◆ **Exercise requirements**
Work through the data below and give the number of lines holding "this", nothing more.

◆ **Data for processing**
········

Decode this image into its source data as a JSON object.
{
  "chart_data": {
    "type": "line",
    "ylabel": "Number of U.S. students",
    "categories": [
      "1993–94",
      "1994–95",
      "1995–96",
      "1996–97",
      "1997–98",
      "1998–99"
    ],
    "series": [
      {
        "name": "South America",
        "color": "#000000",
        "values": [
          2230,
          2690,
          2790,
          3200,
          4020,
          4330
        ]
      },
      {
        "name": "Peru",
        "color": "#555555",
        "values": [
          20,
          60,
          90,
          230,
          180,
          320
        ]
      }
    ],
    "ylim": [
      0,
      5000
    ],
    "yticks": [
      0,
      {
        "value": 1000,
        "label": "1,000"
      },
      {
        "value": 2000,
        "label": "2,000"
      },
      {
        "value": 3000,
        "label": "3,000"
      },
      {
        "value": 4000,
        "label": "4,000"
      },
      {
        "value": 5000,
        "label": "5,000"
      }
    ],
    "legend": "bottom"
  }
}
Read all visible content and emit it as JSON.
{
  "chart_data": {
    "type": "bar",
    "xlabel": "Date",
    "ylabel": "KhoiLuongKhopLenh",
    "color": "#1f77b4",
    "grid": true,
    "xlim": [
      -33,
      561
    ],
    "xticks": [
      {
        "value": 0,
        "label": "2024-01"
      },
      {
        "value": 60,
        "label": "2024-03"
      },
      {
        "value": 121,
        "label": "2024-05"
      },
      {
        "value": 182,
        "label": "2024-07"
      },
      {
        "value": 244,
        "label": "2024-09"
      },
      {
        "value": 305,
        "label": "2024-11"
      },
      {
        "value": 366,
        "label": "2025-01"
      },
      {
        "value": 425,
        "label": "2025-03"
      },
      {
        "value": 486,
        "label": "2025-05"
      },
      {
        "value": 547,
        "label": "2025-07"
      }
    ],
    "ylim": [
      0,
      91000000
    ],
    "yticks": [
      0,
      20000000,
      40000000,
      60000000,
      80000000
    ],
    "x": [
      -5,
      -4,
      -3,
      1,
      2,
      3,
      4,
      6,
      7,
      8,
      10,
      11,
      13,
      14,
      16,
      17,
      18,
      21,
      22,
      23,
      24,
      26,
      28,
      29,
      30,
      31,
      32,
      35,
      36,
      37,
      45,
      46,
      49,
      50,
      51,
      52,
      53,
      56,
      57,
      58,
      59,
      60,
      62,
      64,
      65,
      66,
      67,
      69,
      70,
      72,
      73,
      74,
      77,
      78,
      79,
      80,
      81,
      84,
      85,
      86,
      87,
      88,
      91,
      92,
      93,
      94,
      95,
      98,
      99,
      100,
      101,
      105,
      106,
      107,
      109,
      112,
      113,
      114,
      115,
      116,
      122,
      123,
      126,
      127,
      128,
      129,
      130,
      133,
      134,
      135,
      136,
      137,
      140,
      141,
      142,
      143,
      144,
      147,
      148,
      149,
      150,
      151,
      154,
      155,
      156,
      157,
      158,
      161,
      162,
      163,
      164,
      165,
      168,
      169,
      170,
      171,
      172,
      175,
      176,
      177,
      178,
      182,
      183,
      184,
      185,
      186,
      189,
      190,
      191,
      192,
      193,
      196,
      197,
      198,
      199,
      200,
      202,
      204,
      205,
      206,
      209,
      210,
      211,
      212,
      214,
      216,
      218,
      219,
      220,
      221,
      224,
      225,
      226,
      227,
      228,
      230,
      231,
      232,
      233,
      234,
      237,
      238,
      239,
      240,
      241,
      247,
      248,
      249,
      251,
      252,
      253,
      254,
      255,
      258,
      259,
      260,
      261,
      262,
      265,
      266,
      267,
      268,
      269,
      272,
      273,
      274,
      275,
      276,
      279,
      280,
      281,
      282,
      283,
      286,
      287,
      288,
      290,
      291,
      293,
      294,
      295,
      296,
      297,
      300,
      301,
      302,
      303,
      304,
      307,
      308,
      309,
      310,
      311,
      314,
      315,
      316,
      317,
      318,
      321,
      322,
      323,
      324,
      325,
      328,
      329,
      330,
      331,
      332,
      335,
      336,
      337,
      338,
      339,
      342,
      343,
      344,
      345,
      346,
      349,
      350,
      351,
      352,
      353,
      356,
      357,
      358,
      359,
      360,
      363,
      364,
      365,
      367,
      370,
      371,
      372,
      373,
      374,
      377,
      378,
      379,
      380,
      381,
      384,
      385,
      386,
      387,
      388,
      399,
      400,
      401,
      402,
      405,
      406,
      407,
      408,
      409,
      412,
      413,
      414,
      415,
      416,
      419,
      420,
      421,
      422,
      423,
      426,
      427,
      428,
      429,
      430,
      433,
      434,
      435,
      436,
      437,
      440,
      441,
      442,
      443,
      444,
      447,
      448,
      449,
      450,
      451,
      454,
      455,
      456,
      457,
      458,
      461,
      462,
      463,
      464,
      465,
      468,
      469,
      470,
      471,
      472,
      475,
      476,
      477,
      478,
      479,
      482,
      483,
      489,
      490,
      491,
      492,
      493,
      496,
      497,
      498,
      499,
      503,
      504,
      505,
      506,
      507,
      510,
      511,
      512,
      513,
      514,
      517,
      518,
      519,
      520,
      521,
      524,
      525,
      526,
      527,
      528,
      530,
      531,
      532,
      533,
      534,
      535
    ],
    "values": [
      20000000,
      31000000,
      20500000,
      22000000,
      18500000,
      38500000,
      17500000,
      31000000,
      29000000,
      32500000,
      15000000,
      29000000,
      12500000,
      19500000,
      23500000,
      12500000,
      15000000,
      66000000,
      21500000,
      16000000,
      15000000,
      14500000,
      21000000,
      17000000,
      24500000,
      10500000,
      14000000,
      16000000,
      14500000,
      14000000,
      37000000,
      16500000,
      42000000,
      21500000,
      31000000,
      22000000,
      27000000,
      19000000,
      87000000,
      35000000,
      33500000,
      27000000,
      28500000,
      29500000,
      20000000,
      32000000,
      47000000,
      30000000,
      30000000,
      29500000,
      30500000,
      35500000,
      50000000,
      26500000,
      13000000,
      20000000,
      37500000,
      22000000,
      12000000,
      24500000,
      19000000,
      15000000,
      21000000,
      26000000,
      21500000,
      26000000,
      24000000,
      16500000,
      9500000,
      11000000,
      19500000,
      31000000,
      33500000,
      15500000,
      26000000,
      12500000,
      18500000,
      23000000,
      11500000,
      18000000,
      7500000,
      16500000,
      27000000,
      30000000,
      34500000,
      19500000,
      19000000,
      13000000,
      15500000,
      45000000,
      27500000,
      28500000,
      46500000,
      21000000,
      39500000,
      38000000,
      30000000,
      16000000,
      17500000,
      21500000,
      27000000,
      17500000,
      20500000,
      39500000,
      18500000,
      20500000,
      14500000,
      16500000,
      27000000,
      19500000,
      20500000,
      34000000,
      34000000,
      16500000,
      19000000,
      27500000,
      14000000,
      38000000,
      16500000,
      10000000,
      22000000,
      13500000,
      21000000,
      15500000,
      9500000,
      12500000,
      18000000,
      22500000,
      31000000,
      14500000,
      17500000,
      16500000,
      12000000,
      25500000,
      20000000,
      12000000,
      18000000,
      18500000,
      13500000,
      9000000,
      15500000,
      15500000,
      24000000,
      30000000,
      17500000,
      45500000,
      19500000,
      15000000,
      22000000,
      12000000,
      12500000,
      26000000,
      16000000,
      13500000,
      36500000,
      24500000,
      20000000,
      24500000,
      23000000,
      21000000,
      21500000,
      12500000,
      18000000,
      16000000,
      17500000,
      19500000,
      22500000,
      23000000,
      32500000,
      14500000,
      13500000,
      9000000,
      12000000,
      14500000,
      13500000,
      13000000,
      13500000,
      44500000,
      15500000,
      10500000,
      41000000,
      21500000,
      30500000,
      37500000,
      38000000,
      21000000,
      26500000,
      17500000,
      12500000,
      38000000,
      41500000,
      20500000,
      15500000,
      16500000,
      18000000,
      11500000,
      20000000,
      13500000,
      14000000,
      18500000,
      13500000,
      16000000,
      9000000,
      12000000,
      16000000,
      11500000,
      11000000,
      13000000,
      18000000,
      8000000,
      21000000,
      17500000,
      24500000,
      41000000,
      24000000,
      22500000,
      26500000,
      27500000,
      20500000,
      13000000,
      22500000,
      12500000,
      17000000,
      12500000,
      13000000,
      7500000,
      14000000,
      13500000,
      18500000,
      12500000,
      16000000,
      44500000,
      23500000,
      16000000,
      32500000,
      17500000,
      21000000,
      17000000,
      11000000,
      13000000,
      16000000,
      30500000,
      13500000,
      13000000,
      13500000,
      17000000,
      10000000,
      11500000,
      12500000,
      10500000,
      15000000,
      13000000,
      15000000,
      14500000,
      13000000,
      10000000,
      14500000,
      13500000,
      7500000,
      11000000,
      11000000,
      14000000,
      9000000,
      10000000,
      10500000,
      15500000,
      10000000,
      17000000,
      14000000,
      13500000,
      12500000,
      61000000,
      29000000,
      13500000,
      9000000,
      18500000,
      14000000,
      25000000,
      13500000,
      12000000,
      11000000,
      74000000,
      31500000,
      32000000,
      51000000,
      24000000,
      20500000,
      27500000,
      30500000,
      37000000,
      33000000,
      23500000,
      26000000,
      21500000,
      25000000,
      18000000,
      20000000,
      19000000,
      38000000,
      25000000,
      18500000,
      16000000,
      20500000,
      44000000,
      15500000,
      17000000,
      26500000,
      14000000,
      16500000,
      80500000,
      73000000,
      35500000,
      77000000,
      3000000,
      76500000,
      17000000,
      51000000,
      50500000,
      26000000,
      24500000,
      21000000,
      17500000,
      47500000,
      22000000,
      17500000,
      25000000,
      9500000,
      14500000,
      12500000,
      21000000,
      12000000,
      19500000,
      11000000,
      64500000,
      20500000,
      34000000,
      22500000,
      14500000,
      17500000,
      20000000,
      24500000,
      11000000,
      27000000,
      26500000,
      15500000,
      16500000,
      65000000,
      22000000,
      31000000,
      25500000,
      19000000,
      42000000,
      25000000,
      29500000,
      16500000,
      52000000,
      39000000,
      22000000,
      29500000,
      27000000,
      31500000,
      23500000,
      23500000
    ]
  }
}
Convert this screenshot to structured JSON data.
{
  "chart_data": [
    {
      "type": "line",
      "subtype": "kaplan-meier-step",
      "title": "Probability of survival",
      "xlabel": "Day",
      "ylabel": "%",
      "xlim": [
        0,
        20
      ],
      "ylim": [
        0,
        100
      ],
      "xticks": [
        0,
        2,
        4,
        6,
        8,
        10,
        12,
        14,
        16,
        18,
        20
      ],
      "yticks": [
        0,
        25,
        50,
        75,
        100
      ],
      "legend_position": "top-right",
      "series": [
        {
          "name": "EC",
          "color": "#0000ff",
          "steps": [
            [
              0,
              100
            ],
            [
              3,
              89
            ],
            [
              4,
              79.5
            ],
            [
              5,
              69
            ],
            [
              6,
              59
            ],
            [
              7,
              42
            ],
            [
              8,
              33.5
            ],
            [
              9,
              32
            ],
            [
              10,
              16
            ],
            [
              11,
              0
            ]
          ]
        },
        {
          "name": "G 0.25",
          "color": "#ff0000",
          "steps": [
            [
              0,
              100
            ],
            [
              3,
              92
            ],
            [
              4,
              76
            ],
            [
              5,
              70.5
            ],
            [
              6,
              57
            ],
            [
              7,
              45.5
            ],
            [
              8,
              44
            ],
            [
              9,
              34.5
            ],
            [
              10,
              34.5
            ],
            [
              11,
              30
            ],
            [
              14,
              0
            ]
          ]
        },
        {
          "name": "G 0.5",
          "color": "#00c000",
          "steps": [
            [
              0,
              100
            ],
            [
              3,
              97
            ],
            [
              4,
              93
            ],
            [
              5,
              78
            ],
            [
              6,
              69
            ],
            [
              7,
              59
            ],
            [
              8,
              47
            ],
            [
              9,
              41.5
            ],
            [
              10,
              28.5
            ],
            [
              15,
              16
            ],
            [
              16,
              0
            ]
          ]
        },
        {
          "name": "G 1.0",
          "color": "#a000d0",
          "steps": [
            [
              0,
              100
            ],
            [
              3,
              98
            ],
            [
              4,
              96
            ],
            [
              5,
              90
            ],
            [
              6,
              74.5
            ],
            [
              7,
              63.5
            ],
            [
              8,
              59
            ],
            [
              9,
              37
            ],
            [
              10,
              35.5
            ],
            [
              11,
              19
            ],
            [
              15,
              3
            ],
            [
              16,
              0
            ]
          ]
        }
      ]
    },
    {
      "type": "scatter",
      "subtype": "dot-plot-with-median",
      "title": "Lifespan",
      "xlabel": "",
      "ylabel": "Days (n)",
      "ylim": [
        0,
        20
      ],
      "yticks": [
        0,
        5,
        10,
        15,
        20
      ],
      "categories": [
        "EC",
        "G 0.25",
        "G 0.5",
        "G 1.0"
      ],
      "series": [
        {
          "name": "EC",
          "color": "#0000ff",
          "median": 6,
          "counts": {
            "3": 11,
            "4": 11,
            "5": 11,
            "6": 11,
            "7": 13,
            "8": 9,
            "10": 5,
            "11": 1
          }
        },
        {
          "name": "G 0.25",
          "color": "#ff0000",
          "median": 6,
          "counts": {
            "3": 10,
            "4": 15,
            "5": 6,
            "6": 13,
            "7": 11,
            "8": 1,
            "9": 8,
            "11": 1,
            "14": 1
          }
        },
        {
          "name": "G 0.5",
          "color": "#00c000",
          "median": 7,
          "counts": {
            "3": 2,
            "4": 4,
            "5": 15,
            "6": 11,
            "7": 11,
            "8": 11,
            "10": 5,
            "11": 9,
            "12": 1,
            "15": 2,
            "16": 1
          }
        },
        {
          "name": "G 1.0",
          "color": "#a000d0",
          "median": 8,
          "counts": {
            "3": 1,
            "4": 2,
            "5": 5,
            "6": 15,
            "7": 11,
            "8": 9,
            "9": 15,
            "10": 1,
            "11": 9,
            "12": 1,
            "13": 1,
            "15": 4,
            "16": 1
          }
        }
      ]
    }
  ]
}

········

◆ **Task result**
2